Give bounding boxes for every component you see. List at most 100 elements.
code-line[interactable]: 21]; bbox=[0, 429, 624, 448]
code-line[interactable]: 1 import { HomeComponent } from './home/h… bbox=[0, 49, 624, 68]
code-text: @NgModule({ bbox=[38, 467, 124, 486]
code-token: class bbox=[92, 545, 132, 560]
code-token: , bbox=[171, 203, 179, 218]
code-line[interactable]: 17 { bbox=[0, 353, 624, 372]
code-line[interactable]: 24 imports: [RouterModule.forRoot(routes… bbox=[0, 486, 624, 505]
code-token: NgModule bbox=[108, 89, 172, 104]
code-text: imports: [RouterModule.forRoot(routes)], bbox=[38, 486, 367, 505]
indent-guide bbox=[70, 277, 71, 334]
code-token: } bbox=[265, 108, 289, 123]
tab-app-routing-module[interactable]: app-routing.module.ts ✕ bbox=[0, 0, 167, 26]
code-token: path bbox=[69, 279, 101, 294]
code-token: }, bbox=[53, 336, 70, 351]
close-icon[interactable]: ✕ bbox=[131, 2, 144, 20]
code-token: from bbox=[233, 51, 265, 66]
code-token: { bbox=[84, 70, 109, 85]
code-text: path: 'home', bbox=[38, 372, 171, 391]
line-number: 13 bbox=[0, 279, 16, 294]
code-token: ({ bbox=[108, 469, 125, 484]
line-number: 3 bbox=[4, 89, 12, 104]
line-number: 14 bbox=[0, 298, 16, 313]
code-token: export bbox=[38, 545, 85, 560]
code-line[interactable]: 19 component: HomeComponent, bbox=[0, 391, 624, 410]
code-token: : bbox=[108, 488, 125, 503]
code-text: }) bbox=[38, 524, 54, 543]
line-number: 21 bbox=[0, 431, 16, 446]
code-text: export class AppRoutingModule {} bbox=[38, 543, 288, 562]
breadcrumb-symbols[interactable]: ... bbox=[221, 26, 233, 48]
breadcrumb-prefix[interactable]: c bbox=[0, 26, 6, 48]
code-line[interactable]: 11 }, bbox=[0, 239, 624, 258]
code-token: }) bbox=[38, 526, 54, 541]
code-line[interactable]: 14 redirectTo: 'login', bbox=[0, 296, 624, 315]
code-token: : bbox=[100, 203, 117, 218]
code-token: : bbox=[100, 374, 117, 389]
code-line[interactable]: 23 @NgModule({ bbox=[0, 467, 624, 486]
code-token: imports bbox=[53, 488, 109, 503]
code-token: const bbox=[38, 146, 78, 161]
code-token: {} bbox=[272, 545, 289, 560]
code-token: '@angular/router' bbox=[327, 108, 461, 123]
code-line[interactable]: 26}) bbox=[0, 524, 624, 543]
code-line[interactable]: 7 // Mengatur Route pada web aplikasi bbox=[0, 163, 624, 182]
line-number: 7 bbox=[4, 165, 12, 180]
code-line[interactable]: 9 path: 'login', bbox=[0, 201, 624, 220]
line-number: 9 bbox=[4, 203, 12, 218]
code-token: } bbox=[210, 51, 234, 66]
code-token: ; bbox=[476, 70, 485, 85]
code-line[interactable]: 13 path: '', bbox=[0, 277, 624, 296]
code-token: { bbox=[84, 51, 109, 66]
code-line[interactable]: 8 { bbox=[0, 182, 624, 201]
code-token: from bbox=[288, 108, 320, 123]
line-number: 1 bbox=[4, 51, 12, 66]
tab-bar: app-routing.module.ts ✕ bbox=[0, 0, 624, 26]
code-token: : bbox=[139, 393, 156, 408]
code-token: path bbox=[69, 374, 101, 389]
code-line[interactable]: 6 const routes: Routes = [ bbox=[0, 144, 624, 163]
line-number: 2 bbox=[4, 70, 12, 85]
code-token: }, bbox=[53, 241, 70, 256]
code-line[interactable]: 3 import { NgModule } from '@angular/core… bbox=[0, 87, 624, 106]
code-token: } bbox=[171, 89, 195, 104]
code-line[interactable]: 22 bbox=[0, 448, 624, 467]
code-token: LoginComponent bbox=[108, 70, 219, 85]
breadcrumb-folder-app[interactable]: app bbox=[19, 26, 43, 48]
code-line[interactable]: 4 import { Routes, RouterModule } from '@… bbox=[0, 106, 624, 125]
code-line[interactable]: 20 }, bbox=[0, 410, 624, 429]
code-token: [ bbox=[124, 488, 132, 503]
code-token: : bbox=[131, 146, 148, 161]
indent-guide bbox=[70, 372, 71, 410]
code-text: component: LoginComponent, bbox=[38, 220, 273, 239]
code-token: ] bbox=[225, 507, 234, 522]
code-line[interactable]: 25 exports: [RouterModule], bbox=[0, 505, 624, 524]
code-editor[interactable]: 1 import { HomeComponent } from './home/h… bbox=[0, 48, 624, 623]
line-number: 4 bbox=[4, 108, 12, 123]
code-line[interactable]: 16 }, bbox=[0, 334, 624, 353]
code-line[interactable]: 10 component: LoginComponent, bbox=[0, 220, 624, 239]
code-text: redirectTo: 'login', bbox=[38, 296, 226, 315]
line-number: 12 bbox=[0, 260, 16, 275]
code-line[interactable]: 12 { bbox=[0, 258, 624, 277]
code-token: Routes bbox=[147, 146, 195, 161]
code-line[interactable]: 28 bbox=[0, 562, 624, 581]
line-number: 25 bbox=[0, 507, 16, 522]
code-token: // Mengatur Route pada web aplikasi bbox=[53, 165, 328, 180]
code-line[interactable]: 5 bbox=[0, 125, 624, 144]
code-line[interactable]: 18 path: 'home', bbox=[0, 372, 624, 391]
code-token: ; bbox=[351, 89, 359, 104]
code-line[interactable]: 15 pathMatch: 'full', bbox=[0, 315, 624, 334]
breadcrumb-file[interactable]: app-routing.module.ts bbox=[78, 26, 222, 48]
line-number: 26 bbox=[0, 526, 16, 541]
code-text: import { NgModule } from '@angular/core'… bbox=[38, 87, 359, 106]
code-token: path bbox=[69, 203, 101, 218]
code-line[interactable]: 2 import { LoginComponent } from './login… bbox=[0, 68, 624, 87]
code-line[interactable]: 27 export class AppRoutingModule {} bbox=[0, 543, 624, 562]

────────────────────

Exercise:
Turn every line of the listing above into a Markdown table with two columns, Row and Line. Number the rows in order and skip any blank lines.

Result of the exercise:
| Row | Line |
|---|---|
| 1 | Give bounding boxes for every component you see. List at most 100 elements. |
| 2 | code-line[interactable]: 21]; bbox=[0, 429, 624, 448] |
| 3 | code-line[interactable]: 1 import { HomeComponent } from './home/h… bbox=[0, 49, 624, 68] |
| 4 | code-text: @NgModule({ bbox=[38, 467, 124, 486] |
| 5 | code-token: class bbox=[92, 545, 132, 560] |
| 6 | code-token: , bbox=[171, 203, 179, 218] |
| 7 | code-line[interactable]: 17 { bbox=[0, 353, 624, 372] |
| 8 | code-line[interactable]: 24 imports: [RouterModule.forRoot(routes… bbox=[0, 486, 624, 505] |
| 9 | code-token: NgModule bbox=[108, 89, 172, 104] |
| 10 | code-text: imports: [RouterModule.forRoot(routes)], bbox=[38, 486, 367, 505] |
| 11 | indent-guide bbox=[70, 277, 71, 334] |
| 12 | code-token: } bbox=[265, 108, 289, 123] |
| 13 | tab-app-routing-module[interactable]: app-routing.module.ts ✕ bbox=[0, 0, 167, 26] |
| 14 | code-token: path bbox=[69, 279, 101, 294] |
| 15 | code-token: }, bbox=[53, 336, 70, 351] |
| 16 | close-icon[interactable]: ✕ bbox=[131, 2, 144, 20] |
| 17 | code-token: from bbox=[233, 51, 265, 66] |
| 18 | code-token: { bbox=[84, 70, 109, 85] |
| 19 | code-text: path: 'home', bbox=[38, 372, 171, 391] |
| 20 | line-number: 13 bbox=[0, 279, 16, 294] |
| 21 | code-token: ({ bbox=[108, 469, 125, 484] |
| 22 | line-number: 3 bbox=[4, 89, 12, 104] |
| 23 | line-number: 14 bbox=[0, 298, 16, 313] |
| 24 | code-token: export bbox=[38, 545, 85, 560] |
| 25 | code-line[interactable]: 19 component: HomeComponent, bbox=[0, 391, 624, 410] |
| 26 | code-token: : bbox=[108, 488, 125, 503] |
| 27 | code-text: }) bbox=[38, 524, 54, 543] |
| 28 | line-number: 21 bbox=[0, 431, 16, 446] |
| 29 | code-text: export class AppRoutingModule {} bbox=[38, 543, 288, 562] |
| 30 | breadcrumb-symbols[interactable]: ... bbox=[221, 26, 233, 48] |
| 31 | breadcrumb-prefix[interactable]: c bbox=[0, 26, 6, 48] |
| 32 | code-line[interactable]: 11 }, bbox=[0, 239, 624, 258] |
| 33 | code-token: }) bbox=[38, 526, 54, 541] |
| 34 | code-line[interactable]: 14 redirectTo: 'login', bbox=[0, 296, 624, 315] |
| 35 | code-token: : bbox=[100, 203, 117, 218] |
| 36 | code-token: : bbox=[100, 374, 117, 389] |
| 37 | code-line[interactable]: 23 @NgModule({ bbox=[0, 467, 624, 486] |
| 38 | code-token: imports bbox=[53, 488, 109, 503] |
| 39 | code-token: const bbox=[38, 146, 78, 161] |
| 40 | code-token: {} bbox=[272, 545, 289, 560] |
| 41 | code-token: '@angular/router' bbox=[327, 108, 461, 123] |
| 42 | code-line[interactable]: 26}) bbox=[0, 524, 624, 543] |
| 43 | code-line[interactable]: 7 // Mengatur Route pada web aplikasi bbox=[0, 163, 624, 182] |
| 44 | line-number: 7 bbox=[4, 165, 12, 180] |
| 45 | code-line[interactable]: 9 path: 'login', bbox=[0, 201, 624, 220] |
| 46 | line-number: 9 bbox=[4, 203, 12, 218] |
| 47 | code-token: } bbox=[210, 51, 234, 66] |
| 48 | code-token: ; bbox=[476, 70, 485, 85] |
| 49 | code-line[interactable]: 13 path: '', bbox=[0, 277, 624, 296] |
| 50 | code-token: { bbox=[84, 51, 109, 66] |
| 51 | code-line[interactable]: 8 { bbox=[0, 182, 624, 201] |
| 52 | code-token: from bbox=[288, 108, 320, 123] |
| 53 | line-number: 1 bbox=[4, 51, 12, 66] |
| 54 | tab-bar: app-routing.module.ts ✕ bbox=[0, 0, 624, 26] |
| 55 | code-token: : bbox=[139, 393, 156, 408] |
| 56 | code-token: path bbox=[69, 374, 101, 389] |
| 57 | code-line[interactable]: 6 const routes: Routes = [ bbox=[0, 144, 624, 163] |
| 58 | line-number: 2 bbox=[4, 70, 12, 85] |
| 59 | code-token: }, bbox=[53, 241, 70, 256] |
| 60 | code-line[interactable]: 3 import { NgModule } from '@angular/core… bbox=[0, 87, 624, 106] |
| 61 | code-token: } bbox=[171, 89, 195, 104] |
| 62 | code-line[interactable]: 22 bbox=[0, 448, 624, 467] |
| 63 | code-token: LoginComponent bbox=[108, 70, 219, 85] |
| 64 | breadcrumb-folder-app[interactable]: app bbox=[19, 26, 43, 48] |
| 65 | code-line[interactable]: 4 import { Routes, RouterModule } from '@… bbox=[0, 106, 624, 125] |
| 66 | code-line[interactable]: 20 }, bbox=[0, 410, 624, 429] |
| 67 | code-token: [ bbox=[124, 488, 132, 503] |
| 68 | code-token: : bbox=[131, 146, 148, 161] |
| 69 | indent-guide bbox=[70, 372, 71, 410] |
| 70 | code-text: component: LoginComponent, bbox=[38, 220, 273, 239] |
| 71 | code-token: ] bbox=[225, 507, 234, 522] |
| 72 | code-line[interactable]: 25 exports: [RouterModule], bbox=[0, 505, 624, 524] |
| 73 | code-editor[interactable]: 1 import { HomeComponent } from './home/h… bbox=[0, 48, 624, 623] |
| 74 | line-number: 4 bbox=[4, 108, 12, 123] |
| 75 | code-line[interactable]: 16 }, bbox=[0, 334, 624, 353] |
| 76 | code-line[interactable]: 10 component: LoginComponent, bbox=[0, 220, 624, 239] |
| 77 | code-text: redirectTo: 'login', bbox=[38, 296, 226, 315] |
| 78 | line-number: 12 bbox=[0, 260, 16, 275] |
| 79 | code-line[interactable]: 12 { bbox=[0, 258, 624, 277] |
| 80 | code-token: Routes bbox=[147, 146, 195, 161] |
| 81 | code-line[interactable]: 28 bbox=[0, 562, 624, 581] |
| 82 | line-number: 25 bbox=[0, 507, 16, 522] |
| 83 | code-token: // Mengatur Route pada web aplikasi bbox=[53, 165, 328, 180] |
| 84 | code-line[interactable]: 5 bbox=[0, 125, 624, 144] |
| 85 | code-line[interactable]: 18 path: 'home', bbox=[0, 372, 624, 391] |
| 86 | code-token: ; bbox=[351, 89, 359, 104] |
| 87 | code-line[interactable]: 15 pathMatch: 'full', bbox=[0, 315, 624, 334] |
| 88 | breadcrumb-file[interactable]: app-routing.module.ts bbox=[78, 26, 222, 48] |
| 89 | line-number: 26 bbox=[0, 526, 16, 541] |
| 90 | code-text: import { NgModule } from '@angular/core'… bbox=[38, 87, 359, 106] |
| 91 | code-token: path bbox=[69, 203, 101, 218] |
| 92 | code-line[interactable]: 2 import { LoginComponent } from './login… bbox=[0, 68, 624, 87] |
| 93 | code-line[interactable]: 27 export class AppRoutingModule {} bbox=[0, 543, 624, 562] |